»»
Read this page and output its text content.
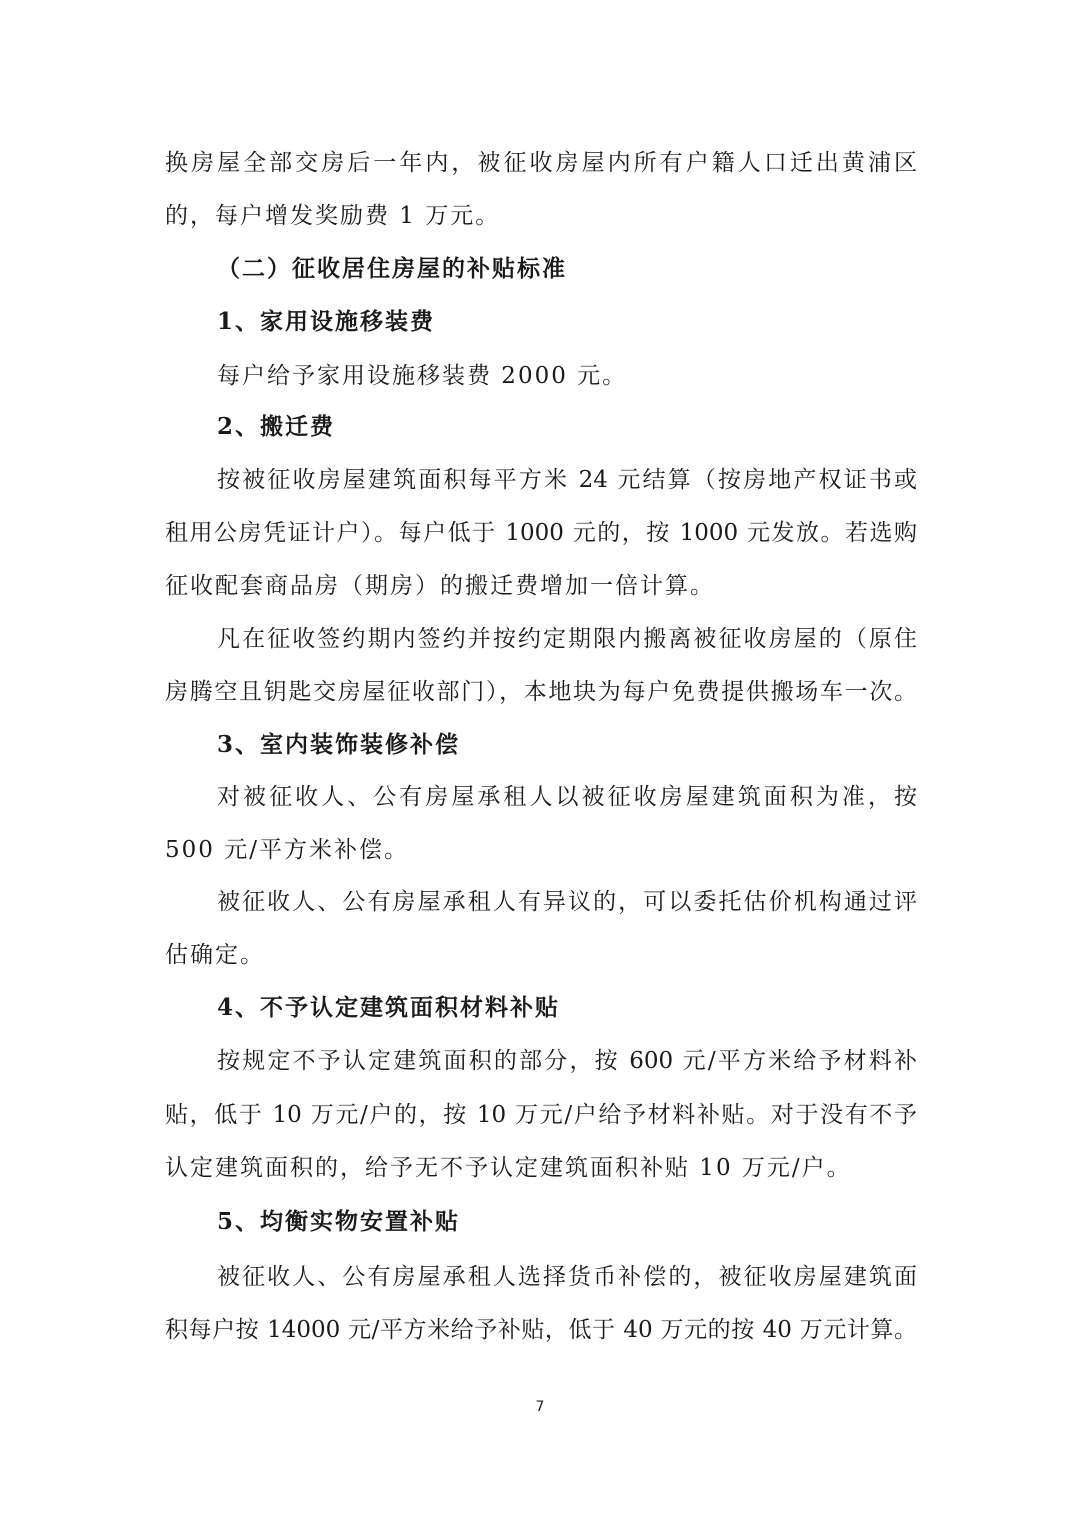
换房屋全部交房后一年内，被征收房屋内所有户籍人口迁出黄浦区
的，每户增发奖励费 1 万元。
（二）征收居住房屋的补贴标准
1、家用设施移装费
每户给予家用设施移装费 2000 元。
2、搬迁费
按被征收房屋建筑面积每平方米 24 元结算（按房地产权证书或
租用公房凭证计户）。每户低于 1000 元的，按 1000 元发放。若选购
征收配套商品房（期房）的搬迁费增加一倍计算。
凡在征收签约期内签约并按约定期限内搬离被征收房屋的（原住
房腾空且钥匙交房屋征收部门），本地块为每户免费提供搬场车一次。
3、室内装饰装修补偿
对被征收人、公有房屋承租人以被征收房屋建筑面积为准，按
500 元/平方米补偿。
被征收人、公有房屋承租人有异议的，可以委托估价机构通过评
估确定。
4、不予认定建筑面积材料补贴
按规定不予认定建筑面积的部分，按 600 元/平方米给予材料补
贴，低于 10 万元/户的，按 10 万元/户给予材料补贴。对于没有不予
认定建筑面积的，给予无不予认定建筑面积补贴 10 万元/户。
5、均衡实物安置补贴
被征收人、公有房屋承租人选择货币补偿的，被征收房屋建筑面
积每户按 14000 元/平方米给予补贴，低于 40 万元的按 40 万元计算。
7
««
Directions:
Print the records above exactly as they stand, but leave out the pictures.

Solution to this task:
Read this page and output its text content.
换房屋全部交房后一年内，被征收房屋内所有户籍人口迁出黄浦区
的，每户增发奖励费 1 万元。
（二）征收居住房屋的补贴标准
1、家用设施移装费
每户给予家用设施移装费 2000 元。
2、搬迁费
按被征收房屋建筑面积每平方米 24 元结算（按房地产权证书或
租用公房凭证计户）。每户低于 1000 元的，按 1000 元发放。若选购
征收配套商品房（期房）的搬迁费增加一倍计算。
凡在征收签约期内签约并按约定期限内搬离被征收房屋的（原住
房腾空且钥匙交房屋征收部门），本地块为每户免费提供搬场车一次。
3、室内装饰装修补偿
对被征收人、公有房屋承租人以被征收房屋建筑面积为准，按
500 元/平方米补偿。
被征收人、公有房屋承租人有异议的，可以委托估价机构通过评
估确定。
4、不予认定建筑面积材料补贴
按规定不予认定建筑面积的部分，按 600 元/平方米给予材料补
贴，低于 10 万元/户的，按 10 万元/户给予材料补贴。对于没有不予
认定建筑面积的，给予无不予认定建筑面积补贴 10 万元/户。
5、均衡实物安置补贴
被征收人、公有房屋承租人选择货币补偿的，被征收房屋建筑面
积每户按 14000 元/平方米给予补贴，低于 40 万元的按 40 万元计算。
7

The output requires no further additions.